# Material for the task start

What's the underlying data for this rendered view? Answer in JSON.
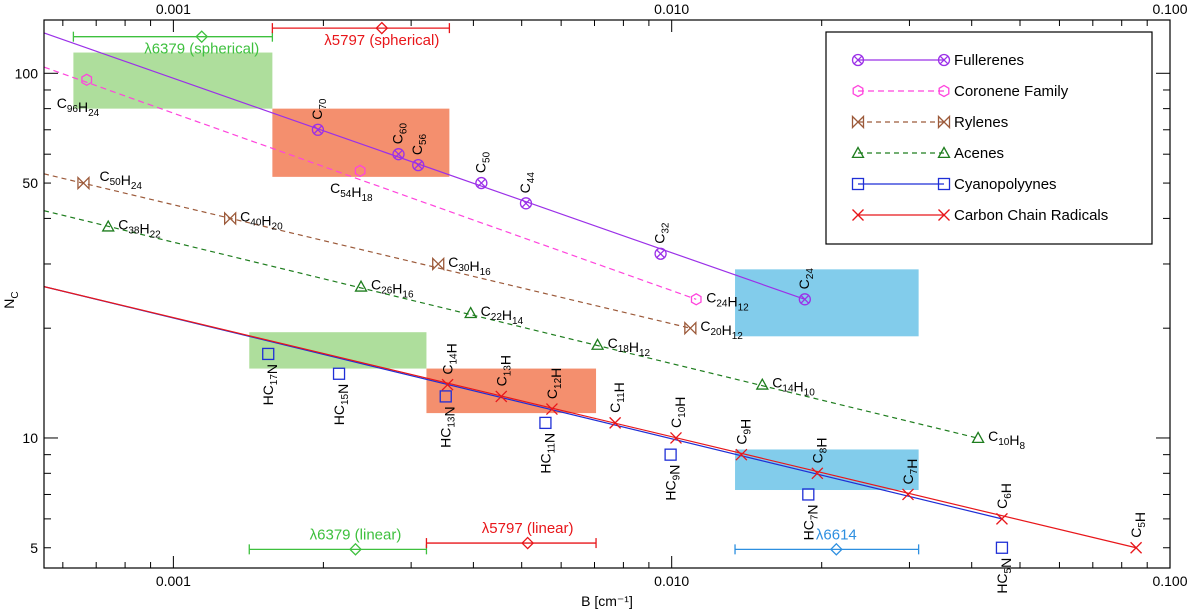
{
  "chart_data": {
    "type": "scatter",
    "xscale": "log",
    "yscale": "log",
    "xlim": [
      0.00055,
      0.1
    ],
    "ylim": [
      4.4,
      140
    ],
    "xlabel": "B [cm⁻¹]",
    "ylabel": "N_C",
    "x_ticks": [
      "0.001",
      "0.010",
      "0.100"
    ],
    "y_ticks": [
      "5",
      "10",
      "50",
      "100"
    ],
    "series": [
      {
        "key": "fullerenes",
        "name": "Fullerenes",
        "color": "#9b30e8",
        "marker": "circlex",
        "dash": "",
        "fit": [
          0.00055,
          129,
          0.0185,
          24
        ],
        "points": [
          {
            "x": 0.00195,
            "y": 70,
            "label": "C70",
            "lpos": "top"
          },
          {
            "x": 0.00283,
            "y": 60,
            "label": "C60",
            "lpos": "top"
          },
          {
            "x": 0.0031,
            "y": 56,
            "label": "C56",
            "lpos": "top"
          },
          {
            "x": 0.00415,
            "y": 50,
            "label": "C50",
            "lpos": "top"
          },
          {
            "x": 0.0051,
            "y": 44,
            "label": "C44",
            "lpos": "top"
          },
          {
            "x": 0.0095,
            "y": 32,
            "label": "C32",
            "lpos": "top"
          },
          {
            "x": 0.0185,
            "y": 24,
            "label": "C24",
            "lpos": "top"
          }
        ]
      },
      {
        "key": "coronene",
        "name": "Coronene Family",
        "color": "#ff44dd",
        "marker": "hexagon",
        "dash": "6,4",
        "fit": [
          0.00055,
          104,
          0.0112,
          24
        ],
        "points": [
          {
            "x": 0.00067,
            "y": 96,
            "label": "C96H24",
            "lpos": "below-left"
          },
          {
            "x": 0.00237,
            "y": 54,
            "label": "C54H18",
            "lpos": "below"
          },
          {
            "x": 0.0112,
            "y": 24,
            "label": "C24H12",
            "lpos": "right"
          }
        ]
      },
      {
        "key": "rylenes",
        "name": "Rylenes",
        "color": "#9c5a3a",
        "marker": "bowtie",
        "dash": "5,4",
        "fit": [
          0.00055,
          53,
          0.0109,
          20
        ],
        "points": [
          {
            "x": 0.00066,
            "y": 50,
            "label": "C50H24",
            "lpos": "right-up"
          },
          {
            "x": 0.0013,
            "y": 40,
            "label": "C40H20",
            "lpos": "right"
          },
          {
            "x": 0.0034,
            "y": 30,
            "label": "C30H16",
            "lpos": "right"
          },
          {
            "x": 0.0109,
            "y": 20,
            "label": "C20H12",
            "lpos": "right"
          }
        ]
      },
      {
        "key": "acenes",
        "name": "Acenes",
        "color": "#1e7d1e",
        "marker": "triangle",
        "dash": "5,4",
        "fit": [
          0.00055,
          42,
          0.041,
          10
        ],
        "points": [
          {
            "x": 0.00074,
            "y": 38,
            "label": "C38H22",
            "lpos": "right"
          },
          {
            "x": 0.00238,
            "y": 26,
            "label": "C26H16",
            "lpos": "right"
          },
          {
            "x": 0.00395,
            "y": 22,
            "label": "C22H14",
            "lpos": "right"
          },
          {
            "x": 0.0071,
            "y": 18,
            "label": "C18H12",
            "lpos": "right"
          },
          {
            "x": 0.0152,
            "y": 14,
            "label": "C14H10",
            "lpos": "right"
          },
          {
            "x": 0.0412,
            "y": 10,
            "label": "C10H8",
            "lpos": "right"
          }
        ]
      },
      {
        "key": "cyano",
        "name": "Cyanopolyynes",
        "color": "#1f2fd6",
        "marker": "square",
        "dash": "",
        "fit": [
          0.00055,
          26,
          0.046,
          6
        ],
        "points": [
          {
            "x": 0.00155,
            "y": 17,
            "label": "HC17N",
            "lpos": "below-rot"
          },
          {
            "x": 0.00215,
            "y": 15,
            "label": "HC15N",
            "lpos": "below-rot"
          },
          {
            "x": 0.00352,
            "y": 13,
            "label": "HC13N",
            "lpos": "below-rot"
          },
          {
            "x": 0.00558,
            "y": 11,
            "label": "HC11N",
            "lpos": "below-rot"
          },
          {
            "x": 0.00995,
            "y": 9,
            "label": "HC9N",
            "lpos": "below-rot"
          },
          {
            "x": 0.0188,
            "y": 7,
            "label": "HC7N",
            "lpos": "below-rot"
          },
          {
            "x": 0.046,
            "y": 5,
            "label": "HC5N",
            "lpos": "below-rot"
          }
        ]
      },
      {
        "key": "carbon",
        "name": "Carbon Chain Radicals",
        "color": "#e8161a",
        "marker": "cross",
        "dash": "",
        "fit": [
          0.00055,
          26,
          0.0855,
          5
        ],
        "points": [
          {
            "x": 0.00355,
            "y": 14,
            "label": "C14H",
            "lpos": "above-rot"
          },
          {
            "x": 0.00455,
            "y": 13,
            "label": "C13H",
            "lpos": "above-rot"
          },
          {
            "x": 0.00575,
            "y": 12,
            "label": "C12H",
            "lpos": "above-rot"
          },
          {
            "x": 0.0077,
            "y": 11,
            "label": "C11H",
            "lpos": "above-rot"
          },
          {
            "x": 0.0102,
            "y": 10,
            "label": "C10H",
            "lpos": "above-rot"
          },
          {
            "x": 0.0138,
            "y": 9,
            "label": "C9H",
            "lpos": "above-rot"
          },
          {
            "x": 0.0196,
            "y": 8,
            "label": "C8H",
            "lpos": "above-rot"
          },
          {
            "x": 0.0298,
            "y": 7,
            "label": "C7H",
            "lpos": "above-rot"
          },
          {
            "x": 0.046,
            "y": 6,
            "label": "C6H",
            "lpos": "above-rot"
          },
          {
            "x": 0.0855,
            "y": 5,
            "label": "C5H",
            "lpos": "above-rot"
          }
        ]
      }
    ],
    "boxes": [
      {
        "name": "green-top",
        "color": "#6cc24a",
        "opacity": 0.55,
        "x": [
          0.00063,
          0.00158
        ],
        "y": [
          80,
          114
        ]
      },
      {
        "name": "orange-top",
        "color": "#f06a3e",
        "opacity": 0.75,
        "x": [
          0.00158,
          0.00358
        ],
        "y": [
          52,
          80
        ]
      },
      {
        "name": "blue-top",
        "color": "#4db6e2",
        "opacity": 0.7,
        "x": [
          0.0134,
          0.0313
        ],
        "y": [
          19,
          29
        ]
      },
      {
        "name": "green-bottom",
        "color": "#6cc24a",
        "opacity": 0.55,
        "x": [
          0.00142,
          0.00322
        ],
        "y": [
          15.5,
          19.5
        ]
      },
      {
        "name": "orange-bottom",
        "color": "#f06a3e",
        "opacity": 0.75,
        "x": [
          0.00322,
          0.00705
        ],
        "y": [
          11.7,
          15.5
        ]
      },
      {
        "name": "blue-bottom",
        "color": "#4db6e2",
        "opacity": 0.7,
        "x": [
          0.0134,
          0.0313
        ],
        "y": [
          7.2,
          9.3
        ]
      }
    ],
    "errorbars": [
      {
        "label": "λ6379 (spherical)",
        "color": "#3ec03e",
        "center": 0.00114,
        "range": [
          0.00063,
          0.00158
        ],
        "y": 126
      },
      {
        "label": "λ5797 (spherical)",
        "color": "#e8161a",
        "center": 0.00262,
        "range": [
          0.00158,
          0.00358
        ],
        "y": 133
      },
      {
        "label": "λ6379 (linear)",
        "color": "#3ec03e",
        "center": 0.00232,
        "range": [
          0.00142,
          0.00322
        ],
        "y": 4.95
      },
      {
        "label": "λ5797 (linear)",
        "color": "#e8161a",
        "center": 0.00514,
        "range": [
          0.00322,
          0.00705
        ],
        "y": 5.15
      },
      {
        "label": "λ6614",
        "color": "#2d8fe0",
        "center": 0.0214,
        "range": [
          0.0134,
          0.0313
        ],
        "y": 4.95
      }
    ]
  }
}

# Material for the task end

Request. Search the data for "bottom". Copy every line that has it.

Written response.
        "name": "green-bottom",
        "name": "orange-bottom",
        "name": "blue-bottom",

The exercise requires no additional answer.